(begin)

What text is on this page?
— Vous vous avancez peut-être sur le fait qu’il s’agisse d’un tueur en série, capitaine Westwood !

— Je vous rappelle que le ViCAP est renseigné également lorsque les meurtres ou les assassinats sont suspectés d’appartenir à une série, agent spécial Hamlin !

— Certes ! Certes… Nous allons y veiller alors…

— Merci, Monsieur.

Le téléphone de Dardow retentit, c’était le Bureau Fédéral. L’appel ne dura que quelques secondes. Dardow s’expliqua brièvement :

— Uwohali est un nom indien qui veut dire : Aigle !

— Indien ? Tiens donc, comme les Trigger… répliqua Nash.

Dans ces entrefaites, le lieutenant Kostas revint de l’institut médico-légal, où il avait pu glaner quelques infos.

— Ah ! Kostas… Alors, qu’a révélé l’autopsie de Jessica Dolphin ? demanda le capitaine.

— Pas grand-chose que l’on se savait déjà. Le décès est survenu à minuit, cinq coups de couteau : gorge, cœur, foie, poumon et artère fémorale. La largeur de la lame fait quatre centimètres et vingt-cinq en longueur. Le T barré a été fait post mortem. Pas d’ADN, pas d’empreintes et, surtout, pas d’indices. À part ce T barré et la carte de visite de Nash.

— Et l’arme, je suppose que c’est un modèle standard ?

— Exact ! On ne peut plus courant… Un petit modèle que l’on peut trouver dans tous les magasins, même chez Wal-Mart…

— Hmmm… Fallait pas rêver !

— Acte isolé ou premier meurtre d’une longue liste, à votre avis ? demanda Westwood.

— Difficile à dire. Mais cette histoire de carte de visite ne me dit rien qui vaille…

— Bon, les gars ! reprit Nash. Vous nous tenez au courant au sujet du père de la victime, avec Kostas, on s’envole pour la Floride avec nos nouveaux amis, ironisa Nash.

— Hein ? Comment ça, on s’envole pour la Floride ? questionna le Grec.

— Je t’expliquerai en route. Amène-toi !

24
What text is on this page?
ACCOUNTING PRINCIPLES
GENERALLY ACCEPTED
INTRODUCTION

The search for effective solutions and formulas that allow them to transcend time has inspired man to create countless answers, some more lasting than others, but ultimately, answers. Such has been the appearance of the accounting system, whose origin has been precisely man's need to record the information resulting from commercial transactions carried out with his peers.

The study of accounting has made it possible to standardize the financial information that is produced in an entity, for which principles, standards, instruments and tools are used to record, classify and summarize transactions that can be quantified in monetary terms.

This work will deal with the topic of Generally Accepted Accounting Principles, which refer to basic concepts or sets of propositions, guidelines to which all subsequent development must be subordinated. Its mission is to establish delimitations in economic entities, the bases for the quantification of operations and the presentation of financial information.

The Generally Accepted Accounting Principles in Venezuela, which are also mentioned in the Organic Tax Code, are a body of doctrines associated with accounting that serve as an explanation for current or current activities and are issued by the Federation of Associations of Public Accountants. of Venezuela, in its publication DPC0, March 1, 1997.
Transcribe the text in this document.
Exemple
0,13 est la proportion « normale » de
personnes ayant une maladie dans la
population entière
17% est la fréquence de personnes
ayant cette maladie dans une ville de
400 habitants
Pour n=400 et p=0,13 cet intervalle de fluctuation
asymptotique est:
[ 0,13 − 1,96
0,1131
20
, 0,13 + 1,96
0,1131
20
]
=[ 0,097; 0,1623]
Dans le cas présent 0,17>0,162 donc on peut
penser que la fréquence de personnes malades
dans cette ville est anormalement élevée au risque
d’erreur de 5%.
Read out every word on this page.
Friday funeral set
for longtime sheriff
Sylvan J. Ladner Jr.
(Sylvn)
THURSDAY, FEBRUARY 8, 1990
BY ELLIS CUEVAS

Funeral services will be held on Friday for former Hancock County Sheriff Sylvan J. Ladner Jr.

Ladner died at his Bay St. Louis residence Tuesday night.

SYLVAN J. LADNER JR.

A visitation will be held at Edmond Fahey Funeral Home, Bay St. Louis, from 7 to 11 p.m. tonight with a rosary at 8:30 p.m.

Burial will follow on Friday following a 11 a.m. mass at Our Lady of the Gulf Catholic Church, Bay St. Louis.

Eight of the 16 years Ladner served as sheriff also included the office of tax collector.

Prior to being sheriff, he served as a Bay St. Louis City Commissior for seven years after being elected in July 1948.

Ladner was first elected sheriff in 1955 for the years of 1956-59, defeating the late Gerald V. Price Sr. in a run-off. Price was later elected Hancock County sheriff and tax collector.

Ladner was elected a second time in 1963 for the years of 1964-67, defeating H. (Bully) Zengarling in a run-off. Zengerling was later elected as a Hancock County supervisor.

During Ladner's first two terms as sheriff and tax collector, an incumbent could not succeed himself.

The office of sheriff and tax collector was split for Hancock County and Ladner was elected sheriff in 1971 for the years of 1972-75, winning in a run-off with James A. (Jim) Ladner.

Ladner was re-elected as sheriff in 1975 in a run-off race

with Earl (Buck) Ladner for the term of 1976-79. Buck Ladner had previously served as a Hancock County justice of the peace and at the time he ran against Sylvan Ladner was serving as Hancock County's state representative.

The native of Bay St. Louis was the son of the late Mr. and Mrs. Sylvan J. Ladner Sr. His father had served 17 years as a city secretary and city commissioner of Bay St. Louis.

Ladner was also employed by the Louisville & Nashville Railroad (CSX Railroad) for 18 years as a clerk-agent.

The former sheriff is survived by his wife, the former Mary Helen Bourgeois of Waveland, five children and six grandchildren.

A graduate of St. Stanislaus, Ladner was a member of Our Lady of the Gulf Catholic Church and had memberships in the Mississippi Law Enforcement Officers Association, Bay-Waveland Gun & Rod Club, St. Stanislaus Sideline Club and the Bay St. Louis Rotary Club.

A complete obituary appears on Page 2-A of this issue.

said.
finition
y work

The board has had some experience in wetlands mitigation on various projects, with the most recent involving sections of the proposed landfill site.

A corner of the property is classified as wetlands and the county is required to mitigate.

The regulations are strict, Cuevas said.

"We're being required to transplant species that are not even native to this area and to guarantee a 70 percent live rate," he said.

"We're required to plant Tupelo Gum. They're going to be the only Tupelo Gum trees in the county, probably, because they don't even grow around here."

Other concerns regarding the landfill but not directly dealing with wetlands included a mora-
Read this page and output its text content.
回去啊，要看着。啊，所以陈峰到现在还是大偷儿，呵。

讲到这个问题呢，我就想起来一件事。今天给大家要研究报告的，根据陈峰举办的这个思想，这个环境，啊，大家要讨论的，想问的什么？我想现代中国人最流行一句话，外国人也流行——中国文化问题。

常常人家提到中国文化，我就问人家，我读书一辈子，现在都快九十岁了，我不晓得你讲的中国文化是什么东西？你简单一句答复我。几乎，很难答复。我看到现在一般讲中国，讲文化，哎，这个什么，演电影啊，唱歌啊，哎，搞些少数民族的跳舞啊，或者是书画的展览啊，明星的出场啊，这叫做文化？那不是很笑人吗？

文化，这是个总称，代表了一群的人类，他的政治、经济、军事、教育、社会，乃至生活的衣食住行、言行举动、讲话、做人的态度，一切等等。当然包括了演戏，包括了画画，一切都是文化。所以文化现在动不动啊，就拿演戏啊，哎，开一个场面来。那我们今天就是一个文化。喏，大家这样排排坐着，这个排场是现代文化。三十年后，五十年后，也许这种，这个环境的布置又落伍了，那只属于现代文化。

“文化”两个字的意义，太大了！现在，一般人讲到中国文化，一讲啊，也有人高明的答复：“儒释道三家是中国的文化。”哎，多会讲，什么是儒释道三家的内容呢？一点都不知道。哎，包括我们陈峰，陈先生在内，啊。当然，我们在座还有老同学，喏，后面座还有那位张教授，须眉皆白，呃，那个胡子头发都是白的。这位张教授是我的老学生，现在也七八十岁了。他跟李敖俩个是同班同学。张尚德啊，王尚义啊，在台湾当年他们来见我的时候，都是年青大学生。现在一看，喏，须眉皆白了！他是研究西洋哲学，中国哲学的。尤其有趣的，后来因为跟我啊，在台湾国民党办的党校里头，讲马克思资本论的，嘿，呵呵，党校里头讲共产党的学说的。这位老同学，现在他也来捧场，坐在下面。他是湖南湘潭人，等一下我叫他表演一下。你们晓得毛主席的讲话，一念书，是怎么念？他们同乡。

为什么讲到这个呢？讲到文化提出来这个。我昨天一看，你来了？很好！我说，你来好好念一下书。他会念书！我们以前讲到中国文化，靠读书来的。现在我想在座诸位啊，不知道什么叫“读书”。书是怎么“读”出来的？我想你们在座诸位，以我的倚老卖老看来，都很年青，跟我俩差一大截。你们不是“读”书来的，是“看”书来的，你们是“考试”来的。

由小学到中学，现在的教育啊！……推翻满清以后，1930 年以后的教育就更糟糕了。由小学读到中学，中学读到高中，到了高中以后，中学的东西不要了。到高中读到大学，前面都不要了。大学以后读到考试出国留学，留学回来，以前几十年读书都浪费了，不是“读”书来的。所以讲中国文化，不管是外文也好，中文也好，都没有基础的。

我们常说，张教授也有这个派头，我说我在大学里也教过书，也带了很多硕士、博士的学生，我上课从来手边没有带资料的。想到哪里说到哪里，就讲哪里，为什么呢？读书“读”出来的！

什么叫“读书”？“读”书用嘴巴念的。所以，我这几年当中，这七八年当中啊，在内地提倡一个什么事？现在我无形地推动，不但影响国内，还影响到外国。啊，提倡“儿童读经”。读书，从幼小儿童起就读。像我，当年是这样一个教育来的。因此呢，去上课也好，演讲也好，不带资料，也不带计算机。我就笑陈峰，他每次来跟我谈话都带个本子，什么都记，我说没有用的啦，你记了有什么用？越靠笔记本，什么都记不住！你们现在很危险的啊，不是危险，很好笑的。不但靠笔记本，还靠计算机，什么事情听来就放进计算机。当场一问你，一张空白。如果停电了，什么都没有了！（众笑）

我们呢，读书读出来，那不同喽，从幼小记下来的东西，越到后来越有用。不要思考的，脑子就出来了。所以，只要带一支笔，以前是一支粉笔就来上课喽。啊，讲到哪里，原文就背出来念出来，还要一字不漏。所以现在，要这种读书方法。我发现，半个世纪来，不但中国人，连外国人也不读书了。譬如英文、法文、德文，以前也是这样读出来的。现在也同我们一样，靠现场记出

(end)

| EXERCISE |
Copy all lines above containing the string "held".

| RESPONSE |
Funeral services will be held on Friday for former Hancock County Sheriff Sylvan J. Ladner Jr.
A visitation will be held at Edmond Fahey Funeral Home, Bay St. Louis, from 7 to 11 p.m. tonight with a rosary at 8:30 p.m.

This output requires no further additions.